Но вскоре семья лишилась загородного дома. Во время мировой войны прабабушка разрешила поселиться в пустовавших каретных сараях семье беженцев. Большая дача показалась им привлекательнее сараев. Советская власть открывала разным людям разные способы для устройства. В 1928 году беженцы написали в ОГПУ, что Любовь Ивановна прячет золото, остро необходимое советской власти. На самом деле ничего не было – Константин Иванович и Любовь Ивановна всю жизнь мечтали купить домик на юге Франции и прожить там последние годы. Для этого была оформлена гигантская, чудовищная по тем временам страховка на сто тысяч рублей (Чехов Мелихово купил, кажется, за девять). Естественно чуть ли не половина оклада Константина Ивановича двадцать пять лет уходила на выплату по страховке. Срок выплаты этих долгожданных ста тысяч пришелся на июль 1917 года, когда деньги стоили не дороже обоев. Любовь Ивановну арестовали, недели две держали в ГПУ. Не знаю как, но ее пытали. Она сошла с ума на допросах. Дом в Святошино бросили, чтобы избежать новых арестов. Бабушка показывала мне этот дом – когда-то великолепная двухэтажная дача походила теперь на гигантскую грязную голубятню с рваным бельем, торчащим из каждого окна.
Безумная Любовь Ивановна доживала свои дни в большой комнате Чарнецких в Москве на Тверской – все же бабушка Надя была врачом, но и она ничего не могла сделать, – часто раздававшиеся тогда звуки лопнувших шин казались грузной семидесятилетней прабабке взрывами артиллерийских снарядов, и она съеживалась под роялем, откуда ее трудно было достать.
После краха святошинского дома Константин Иванович доживал последние годы у моих бабушки и деда в Киеве в Политехническом институте. Целые дни читал Библию и энциклопедию Брокгауза и Эфрона и сам набивал себе папиросы. Страницы всех 88 томов были пересыпаны табаком. Энциклопедию, которую мне потом отдала Ариадна Павловна, я по молодости и глупости продал.

__ИСХОДНЫЕ ДАННЫЕ__.
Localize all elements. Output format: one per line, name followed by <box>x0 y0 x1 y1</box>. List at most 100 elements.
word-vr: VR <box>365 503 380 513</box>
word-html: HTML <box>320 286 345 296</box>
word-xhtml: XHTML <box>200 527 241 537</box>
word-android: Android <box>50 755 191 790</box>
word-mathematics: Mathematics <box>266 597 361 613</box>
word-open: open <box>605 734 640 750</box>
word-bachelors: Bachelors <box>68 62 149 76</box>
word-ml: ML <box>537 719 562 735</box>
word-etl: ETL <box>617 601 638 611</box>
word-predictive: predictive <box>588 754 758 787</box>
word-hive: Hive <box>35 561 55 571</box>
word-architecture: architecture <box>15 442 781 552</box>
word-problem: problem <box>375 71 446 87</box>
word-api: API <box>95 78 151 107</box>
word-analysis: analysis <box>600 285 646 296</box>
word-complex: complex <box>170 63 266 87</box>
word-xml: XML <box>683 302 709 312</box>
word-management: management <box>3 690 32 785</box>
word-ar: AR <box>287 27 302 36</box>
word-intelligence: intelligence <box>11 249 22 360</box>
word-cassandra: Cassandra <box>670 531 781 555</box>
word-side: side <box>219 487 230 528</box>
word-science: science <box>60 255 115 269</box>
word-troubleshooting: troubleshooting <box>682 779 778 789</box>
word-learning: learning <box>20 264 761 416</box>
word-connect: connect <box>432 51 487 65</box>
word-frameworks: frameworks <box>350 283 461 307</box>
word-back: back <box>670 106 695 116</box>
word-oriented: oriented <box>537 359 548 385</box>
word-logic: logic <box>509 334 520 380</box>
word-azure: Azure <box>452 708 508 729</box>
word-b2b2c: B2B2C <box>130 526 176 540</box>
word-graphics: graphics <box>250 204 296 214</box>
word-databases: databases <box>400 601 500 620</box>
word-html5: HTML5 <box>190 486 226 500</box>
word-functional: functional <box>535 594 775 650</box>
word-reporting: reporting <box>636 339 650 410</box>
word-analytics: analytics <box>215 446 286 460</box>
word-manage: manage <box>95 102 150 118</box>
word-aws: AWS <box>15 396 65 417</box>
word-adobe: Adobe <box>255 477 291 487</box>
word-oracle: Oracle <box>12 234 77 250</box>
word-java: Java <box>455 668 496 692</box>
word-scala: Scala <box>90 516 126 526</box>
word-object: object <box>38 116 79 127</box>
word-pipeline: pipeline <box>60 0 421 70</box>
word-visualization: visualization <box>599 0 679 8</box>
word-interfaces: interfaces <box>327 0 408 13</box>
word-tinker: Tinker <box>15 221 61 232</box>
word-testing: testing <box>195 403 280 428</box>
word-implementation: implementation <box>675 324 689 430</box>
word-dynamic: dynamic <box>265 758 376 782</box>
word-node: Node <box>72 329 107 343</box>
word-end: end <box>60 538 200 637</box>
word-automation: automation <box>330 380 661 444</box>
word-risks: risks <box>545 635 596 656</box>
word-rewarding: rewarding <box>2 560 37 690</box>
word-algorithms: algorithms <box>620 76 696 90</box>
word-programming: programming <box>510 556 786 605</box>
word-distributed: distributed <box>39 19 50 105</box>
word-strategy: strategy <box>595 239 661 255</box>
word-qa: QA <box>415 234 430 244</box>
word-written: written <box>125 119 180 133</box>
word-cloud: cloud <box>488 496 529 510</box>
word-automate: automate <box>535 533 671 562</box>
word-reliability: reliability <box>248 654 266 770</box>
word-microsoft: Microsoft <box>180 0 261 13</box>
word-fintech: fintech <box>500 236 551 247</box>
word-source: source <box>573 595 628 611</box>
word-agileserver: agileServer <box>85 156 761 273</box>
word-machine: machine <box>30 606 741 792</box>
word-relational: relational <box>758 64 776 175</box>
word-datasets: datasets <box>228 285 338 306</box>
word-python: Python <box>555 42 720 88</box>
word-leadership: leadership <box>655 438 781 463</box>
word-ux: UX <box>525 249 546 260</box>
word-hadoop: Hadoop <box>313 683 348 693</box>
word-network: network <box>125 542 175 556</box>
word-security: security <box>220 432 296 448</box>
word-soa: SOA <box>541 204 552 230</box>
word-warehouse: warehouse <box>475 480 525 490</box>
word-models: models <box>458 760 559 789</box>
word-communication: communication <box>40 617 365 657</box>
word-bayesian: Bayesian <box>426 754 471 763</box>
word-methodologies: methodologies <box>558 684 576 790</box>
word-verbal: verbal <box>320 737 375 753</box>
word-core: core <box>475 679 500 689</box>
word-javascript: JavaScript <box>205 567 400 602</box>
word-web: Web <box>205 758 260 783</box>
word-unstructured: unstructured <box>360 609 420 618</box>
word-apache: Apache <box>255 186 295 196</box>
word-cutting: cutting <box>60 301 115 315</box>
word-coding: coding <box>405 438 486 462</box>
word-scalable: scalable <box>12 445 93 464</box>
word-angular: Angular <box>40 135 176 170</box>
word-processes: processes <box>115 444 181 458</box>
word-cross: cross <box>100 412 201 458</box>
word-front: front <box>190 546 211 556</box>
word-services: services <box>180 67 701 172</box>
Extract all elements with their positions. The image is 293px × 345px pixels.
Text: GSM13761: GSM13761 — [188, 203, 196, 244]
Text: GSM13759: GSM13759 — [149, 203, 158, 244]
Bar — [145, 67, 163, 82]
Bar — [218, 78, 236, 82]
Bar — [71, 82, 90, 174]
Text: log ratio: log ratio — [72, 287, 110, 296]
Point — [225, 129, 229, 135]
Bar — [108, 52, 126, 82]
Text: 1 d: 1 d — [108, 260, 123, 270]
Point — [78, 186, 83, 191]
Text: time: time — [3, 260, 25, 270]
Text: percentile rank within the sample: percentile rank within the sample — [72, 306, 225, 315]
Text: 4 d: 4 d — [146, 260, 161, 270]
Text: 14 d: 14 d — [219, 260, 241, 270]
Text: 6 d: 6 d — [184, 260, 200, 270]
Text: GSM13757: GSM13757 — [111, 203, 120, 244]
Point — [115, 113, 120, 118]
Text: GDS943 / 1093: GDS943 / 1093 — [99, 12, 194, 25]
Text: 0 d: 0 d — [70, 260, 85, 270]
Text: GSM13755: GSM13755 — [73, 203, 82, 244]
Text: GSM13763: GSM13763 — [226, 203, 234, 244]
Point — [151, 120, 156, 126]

__ЗАДАНИЯ К ВЫПОЛНЕНИЮ__.
(1) Можете ли вы слово в слово повторить отрывок из рассказа о семье от «После краха святошинского» до «и глупости продал.»?
(2) Как короче пересказать абзац рассказа о семье, начинающийся словами «После краха святошинского дома», сохранив его главные факты?
(3) Как мог бы развиваться рассказ о семье дальше? Продолжите его с того места, где он заканчивается.

__РЕЗУЛЬТАТЫ__.
(1)
После краха святошинского дома Константин Иванович доживал последние годы у моих бабушки и деда в Киеве в Политехническом институте. Целые дни читал Библию и энциклопедию Брокгауза и Эфрона и сам набивал себе папиросы. Страницы всех 88 томов были пересыпаны табаком. Энциклопедию, которую мне потом отдала Ариадна Павловна, я по молодости и глупости продал.

(2) После потери дома в Святошине Константин Иванович доживал последние годы в Киеве у бабушки и деда рассказчика, в Политехническом институте. Целыми днями он читал Библию и энциклопедию Брокгауза и Эфрона и сам набивал себе папиросы, так что страницы всех 88 томов были пересыпаны табаком. Позже Ариадна Павловна отдала эту энциклопедию рассказчику, а тот по молодости и глупости ее продал.

(3)
Константин Юрьевич, будучи экономистом, сперва уехал в Грозный – к нефти. Революция 1905 года ему многое объяснила, и интерес к революционным партиям он потерял уже в ссылке. Около 1921 года, с началом НЭПа, он вернулся в Москву. Как видному в прошлом участнику революционного движения ему дали целых две комнаты в барской (теперь коммунальной) квартире на Тверской. По тюрьмам и ссылкам он был хорошо знаком с Орджоникидзе и с другими коммунистическими лидерами и без труда нашел место в какой-то структуре, пытавшейся смягчить голод в России.
Я не знаю в истории революционной эпохи человека с подобной биографией, так достойно и мужественно прожившего свою жизнь. Во-первых, в отличие от многочисленных Чичериных, Литвиновых, Красиных и прочих, отошедших от революции после ужасов 1905 года и быстренько вернувшихся к победителям большевикам, он не стал закрывать глаза на то, что творится по всей России, не стал вступать в победившую коммунистическую партию. С аристократическим польским гонором, высоким достоинством и здравым смыслом не дал себя сманить предлагавшимися ему Орджоникидзе должностями и привилегиями благодаря чему, кстати говоря, пережил всех бывших друзей. До самого конца он ясно понимал, где живет, кто его окружает и не только не принимал участия ни в каких преступлениях, но старался хоть как-то смягчить их последствия.